Your objective
Retype every entry in its entirety, without alteration.

Entries
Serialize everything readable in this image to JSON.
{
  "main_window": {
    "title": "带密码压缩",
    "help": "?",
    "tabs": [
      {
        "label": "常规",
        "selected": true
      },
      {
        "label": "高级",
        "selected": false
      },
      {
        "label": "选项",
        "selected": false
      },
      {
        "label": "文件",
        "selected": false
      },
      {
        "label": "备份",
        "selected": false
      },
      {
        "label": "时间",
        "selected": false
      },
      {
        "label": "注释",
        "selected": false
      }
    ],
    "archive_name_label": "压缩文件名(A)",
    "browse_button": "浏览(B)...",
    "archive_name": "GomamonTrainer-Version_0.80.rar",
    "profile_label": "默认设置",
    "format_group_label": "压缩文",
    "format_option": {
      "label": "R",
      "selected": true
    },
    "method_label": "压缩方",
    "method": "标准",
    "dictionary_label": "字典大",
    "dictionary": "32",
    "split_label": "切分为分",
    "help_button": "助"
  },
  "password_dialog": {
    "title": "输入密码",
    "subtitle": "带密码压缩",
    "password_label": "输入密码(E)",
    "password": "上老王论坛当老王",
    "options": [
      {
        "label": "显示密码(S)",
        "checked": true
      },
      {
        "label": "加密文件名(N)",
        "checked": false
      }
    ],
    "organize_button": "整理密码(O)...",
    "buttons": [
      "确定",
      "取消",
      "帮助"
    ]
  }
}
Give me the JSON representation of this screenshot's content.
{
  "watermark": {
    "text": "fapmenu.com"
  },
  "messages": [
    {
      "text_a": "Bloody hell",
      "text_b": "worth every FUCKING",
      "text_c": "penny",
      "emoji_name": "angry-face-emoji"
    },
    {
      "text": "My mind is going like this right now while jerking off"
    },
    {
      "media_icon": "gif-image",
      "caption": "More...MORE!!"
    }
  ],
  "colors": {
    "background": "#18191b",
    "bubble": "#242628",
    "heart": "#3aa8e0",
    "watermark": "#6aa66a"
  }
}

Task output
Serialize everything readable in this image to JSON.
{
  "main_window": {
    "title": "带密码压缩",
    "help": "?",
    "tabs": [
      {
        "label": "常规",
        "selected": true
      },
      {
        "label": "高级",
        "selected": false
      },
      {
        "label": "选项",
        "selected": false
      },
      {
        "label": "文件",
        "selected": false
      },
      {
        "label": "备份",
        "selected": false
      },
      {
        "label": "时间",
        "selected": false
      },
      {
        "label": "注释",
        "selected": false
      }
    ],
    "archive_name_label": "压缩文件名(A)",
    "browse_button": "浏览(B)...",
    "archive_name": "GomamonTrainer-Version_0.80.rar",
    "profile_label": "默认设置",
    "format_group_label": "压缩文",
    "format_option": {
      "label": "R",
      "selected": true
    },
    "method_label": "压缩方",
    "method": "标准",
    "dictionary_label": "字典大",
    "dictionary": "32",
    "split_label": "切分为分",
    "help_button": "助"
  },
  "password_dialog": {
    "title": "输入密码",
    "subtitle": "带密码压缩",
    "password_label": "输入密码(E)",
    "password": "上老王论坛当老王",
    "options": [
      {
        "label": "显示密码(S)",
        "checked": true
      },
      {
        "label": "加密文件名(N)",
        "checked": false
      }
    ],
    "organize_button": "整理密码(O)...",
    "buttons": [
      "确定",
      "取消",
      "帮助"
    ]
  }
}
Give me the JSON representation of this screenshot's content.
{
  "watermark": {
    "text": "fapmenu.com"
  },
  "messages": [
    {
      "text_a": "Bloody hell",
      "text_b": "worth every FUCKING",
      "text_c": "penny",
      "emoji_name": "angry-face-emoji"
    },
    {
      "text": "My mind is going like this right now while jerking off"
    },
    {
      "media_icon": "gif-image",
      "caption": "More...MORE!!"
    }
  ],
  "colors": {
    "background": "#18191b",
    "bubble": "#242628",
    "heart": "#3aa8e0",
    "watermark": "#6aa66a"
  }
}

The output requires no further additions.